[Saved entries]
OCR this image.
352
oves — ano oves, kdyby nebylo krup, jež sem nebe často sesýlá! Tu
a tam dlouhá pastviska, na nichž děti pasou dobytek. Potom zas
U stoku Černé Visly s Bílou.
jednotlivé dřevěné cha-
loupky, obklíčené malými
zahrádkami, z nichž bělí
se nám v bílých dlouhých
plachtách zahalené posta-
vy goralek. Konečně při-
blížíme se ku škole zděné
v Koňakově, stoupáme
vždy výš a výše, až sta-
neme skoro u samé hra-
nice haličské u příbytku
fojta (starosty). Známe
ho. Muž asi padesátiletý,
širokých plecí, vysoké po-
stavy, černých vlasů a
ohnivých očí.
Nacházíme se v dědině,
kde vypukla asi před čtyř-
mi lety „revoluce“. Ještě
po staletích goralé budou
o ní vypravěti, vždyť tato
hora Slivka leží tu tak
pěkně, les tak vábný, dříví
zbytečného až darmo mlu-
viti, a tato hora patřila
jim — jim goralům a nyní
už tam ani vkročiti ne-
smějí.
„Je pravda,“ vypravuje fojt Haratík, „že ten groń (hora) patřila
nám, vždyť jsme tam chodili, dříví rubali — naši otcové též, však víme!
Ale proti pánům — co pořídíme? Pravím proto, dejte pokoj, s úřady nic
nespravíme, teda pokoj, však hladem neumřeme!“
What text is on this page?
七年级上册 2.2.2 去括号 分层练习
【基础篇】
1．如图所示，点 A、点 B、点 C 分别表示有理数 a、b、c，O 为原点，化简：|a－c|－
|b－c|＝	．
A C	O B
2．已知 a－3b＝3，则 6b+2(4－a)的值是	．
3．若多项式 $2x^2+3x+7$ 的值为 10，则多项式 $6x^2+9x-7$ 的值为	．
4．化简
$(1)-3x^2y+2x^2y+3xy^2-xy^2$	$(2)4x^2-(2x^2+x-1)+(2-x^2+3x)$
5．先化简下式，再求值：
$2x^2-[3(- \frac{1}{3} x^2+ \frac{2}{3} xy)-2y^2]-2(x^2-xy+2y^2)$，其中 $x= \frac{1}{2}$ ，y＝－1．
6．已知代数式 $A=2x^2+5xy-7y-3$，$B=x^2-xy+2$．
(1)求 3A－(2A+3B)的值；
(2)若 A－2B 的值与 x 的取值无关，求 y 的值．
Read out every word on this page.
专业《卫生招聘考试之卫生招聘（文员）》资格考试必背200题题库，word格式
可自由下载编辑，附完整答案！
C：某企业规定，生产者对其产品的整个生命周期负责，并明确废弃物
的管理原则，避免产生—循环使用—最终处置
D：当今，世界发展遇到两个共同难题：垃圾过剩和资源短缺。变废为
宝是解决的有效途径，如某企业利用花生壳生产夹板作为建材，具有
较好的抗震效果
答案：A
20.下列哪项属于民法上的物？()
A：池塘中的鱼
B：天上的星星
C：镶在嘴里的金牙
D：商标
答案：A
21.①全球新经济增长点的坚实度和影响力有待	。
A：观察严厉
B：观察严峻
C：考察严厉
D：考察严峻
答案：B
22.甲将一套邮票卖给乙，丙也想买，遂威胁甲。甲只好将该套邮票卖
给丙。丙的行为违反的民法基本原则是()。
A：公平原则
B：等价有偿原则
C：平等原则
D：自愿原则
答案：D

● Requirements:
Nothing but the lines from the one with "Read out every word on this page." through the last line should be repeated, each exactly as it stands.

● Final result:
Read out every word on this page.
专业《卫生招聘考试之卫生招聘（文员）》资格考试必背200题题库，word格式
可自由下载编辑，附完整答案！
C：某企业规定，生产者对其产品的整个生命周期负责，并明确废弃物
的管理原则，避免产生—循环使用—最终处置
D：当今，世界发展遇到两个共同难题：垃圾过剩和资源短缺。变废为
宝是解决的有效途径，如某企业利用花生壳生产夹板作为建材，具有
较好的抗震效果
答案：A
20.下列哪项属于民法上的物？()
A：池塘中的鱼
B：天上的星星
C：镶在嘴里的金牙
D：商标
答案：A
21.①全球新经济增长点的坚实度和影响力有待	。
A：观察严厉
B：观察严峻
C：考察严厉
D：考察严峻
答案：B
22.甲将一套邮票卖给乙，丙也想买，遂威胁甲。甲只好将该套邮票卖
给丙。丙的行为违反的民法基本原则是()。
A：公平原则
B：等价有偿原则
C：平等原则
D：自愿原则
答案：D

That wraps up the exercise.